Saved entries:
------------------------------------

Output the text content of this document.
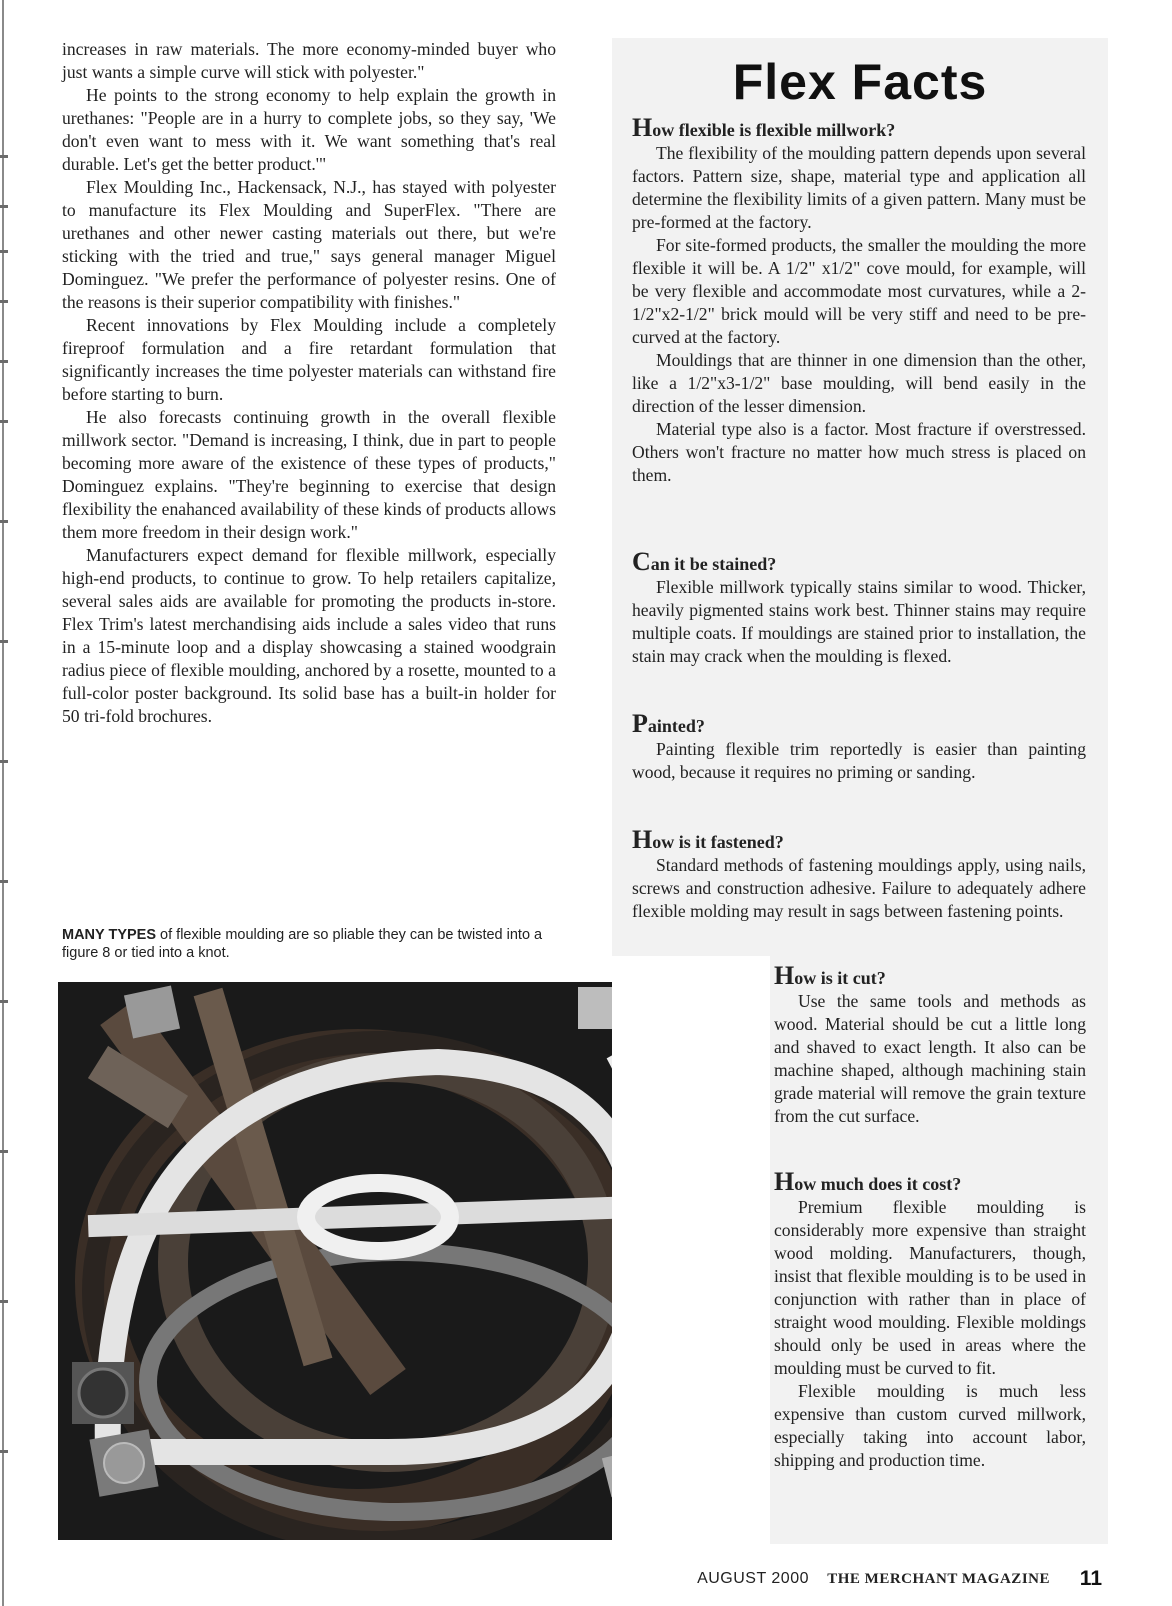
increases in raw materials. The more economy-minded buyer who just wants a simple curve will stick with polyester."

He points to the strong economy to help explain the growth in urethanes: "People are in a hurry to complete jobs, so they say, 'We don't even want to mess with it. We want something that's real durable. Let's get the better product.'"

Flex Moulding Inc., Hackensack, N.J., has stayed with polyester to manufacture its Flex Moulding and SuperFlex. "There are urethanes and other newer casting materials out there, but we're sticking with the tried and true," says general manager Miguel Dominguez. "We prefer the performance of polyester resins. One of the reasons is their superior compatibility with finishes."

Recent innovations by Flex Moulding include a completely fireproof formulation and a fire retardant formulation that significantly increases the time polyester materials can withstand fire before starting to burn.

He also forecasts continuing growth in the overall flexible millwork sector. "Demand is increasing, I think, due in part to people becoming more aware of the existence of these types of products," Dominguez explains. "They're beginning to exercise that design flexibility the enahanced availability of these kinds of products allows them more freedom in their design work."

Manufacturers expect demand for flexible millwork, especially high-end products, to continue to grow. To help retailers capitalize, several sales aids are available for promoting the products in-store. Flex Trim's latest merchandising aids include a sales video that runs in a 15-minute loop and a display showcasing a stained woodgrain radius piece of flexible moulding, anchored by a rosette, mounted to a full-color poster background. Its solid base has a built-in holder for 50 tri-fold brochures.

MANY TYPES of flexible moulding are so pliable they can be twisted into a figure 8 or tied into a knot.
Flex Facts
How flexible is flexible millwork?

The flexibility of the moulding pattern depends upon several factors. Pattern size, shape, material type and application all determine the flexibility limits of a given pattern. Many must be pre-formed at the factory.

For site-formed products, the smaller the moulding the more flexible it will be. A 1/2" x1/2" cove mould, for example, will be very flexible and accommodate most curvatures, while a 2-1/2"x2-1/2" brick mould will be very stiff and need to be pre-curved at the factory.

Mouldings that are thinner in one dimension than the other, like a 1/2"x3-1/2" base moulding, will bend easily in the direction of the lesser dimension.

Material type also is a factor. Most fracture if overstressed. Others won't fracture no matter how much stress is placed on them.

Can it be stained?

Flexible millwork typically stains similar to wood. Thicker, heavily pigmented stains work best. Thinner stains may require multiple coats. If mouldings are stained prior to installation, the stain may crack when the moulding is flexed.

Painted?

Painting flexible trim reportedly is easier than painting wood, because it requires no priming or sanding.

How is it fastened?

Standard methods of fastening mouldings apply, using nails, screws and construction adhesive. Failure to adequately adhere flexible molding may result in sags between fastening points.

How is it cut?

Use the same tools and methods as wood. Material should be cut a little long and shaved to exact length. It also can be machine shaped, although machining stain grade material will remove the grain texture from the cut surface.

How much does it cost?

Premium flexible moulding is considerably more expensive than straight wood molding. Manufacturers, though, insist that flexible moulding is to be used in conjunction with rather than in place of straight wood moulding. Flexible moldings should only be used in areas where the moulding must be curved to fit.

Flexible moulding is much less expensive than custom curved millwork, especially taking into account labor, shipping and production time.

AUGUST 2000 THE MERCHANT MAGAZINE 11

------------------------------------

In the copy, include all records verbatim but no images.

Output the text content of this document.
increases in raw materials. The more economy-minded buyer who just wants a simple curve will stick with polyester."

He points to the strong economy to help explain the growth in urethanes: "People are in a hurry to complete jobs, so they say, 'We don't even want to mess with it. We want something that's real durable. Let's get the better product.'"

Flex Moulding Inc., Hackensack, N.J., has stayed with polyester to manufacture its Flex Moulding and SuperFlex. "There are urethanes and other newer casting materials out there, but we're sticking with the tried and true," says general manager Miguel Dominguez. "We prefer the performance of polyester resins. One of the reasons is their superior compatibility with finishes."

Recent innovations by Flex Moulding include a completely fireproof formulation and a fire retardant formulation that significantly increases the time polyester materials can withstand fire before starting to burn.

He also forecasts continuing growth in the overall flexible millwork sector. "Demand is increasing, I think, due in part to people becoming more aware of the existence of these types of products," Dominguez explains. "They're beginning to exercise that design flexibility the enahanced availability of these kinds of products allows them more freedom in their design work."

Manufacturers expect demand for flexible millwork, especially high-end products, to continue to grow. To help retailers capitalize, several sales aids are available for promoting the products in-store. Flex Trim's latest merchandising aids include a sales video that runs in a 15-minute loop and a display showcasing a stained woodgrain radius piece of flexible moulding, anchored by a rosette, mounted to a full-color poster background. Its solid base has a built-in holder for 50 tri-fold brochures.

MANY TYPES of flexible moulding are so pliable they can be twisted into a figure 8 or tied into a knot.
Flex Facts
How flexible is flexible millwork?

The flexibility of the moulding pattern depends upon several factors. Pattern size, shape, material type and application all determine the flexibility limits of a given pattern. Many must be pre-formed at the factory.

For site-formed products, the smaller the moulding the more flexible it will be. A 1/2" x1/2" cove mould, for example, will be very flexible and accommodate most curvatures, while a 2-1/2"x2-1/2" brick mould will be very stiff and need to be pre-curved at the factory.

Mouldings that are thinner in one dimension than the other, like a 1/2"x3-1/2" base moulding, will bend easily in the direction of the lesser dimension.

Material type also is a factor. Most fracture if overstressed. Others won't fracture no matter how much stress is placed on them.

Can it be stained?

Flexible millwork typically stains similar to wood. Thicker, heavily pigmented stains work best. Thinner stains may require multiple coats. If mouldings are stained prior to installation, the stain may crack when the moulding is flexed.

Painted?

Painting flexible trim reportedly is easier than painting wood, because it requires no priming or sanding.

How is it fastened?

Standard methods of fastening mouldings apply, using nails, screws and construction adhesive. Failure to adequately adhere flexible molding may result in sags between fastening points.

How is it cut?

Use the same tools and methods as wood. Material should be cut a little long and shaved to exact length. It also can be machine shaped, although machining stain grade material will remove the grain texture from the cut surface.

How much does it cost?

Premium flexible moulding is considerably more expensive than straight wood molding. Manufacturers, though, insist that flexible moulding is to be used in conjunction with rather than in place of straight wood moulding. Flexible moldings should only be used in areas where the moulding must be curved to fit.

Flexible moulding is much less expensive than custom curved millwork, especially taking into account labor, shipping and production time.

AUGUST 2000 THE MERCHANT MAGAZINE 11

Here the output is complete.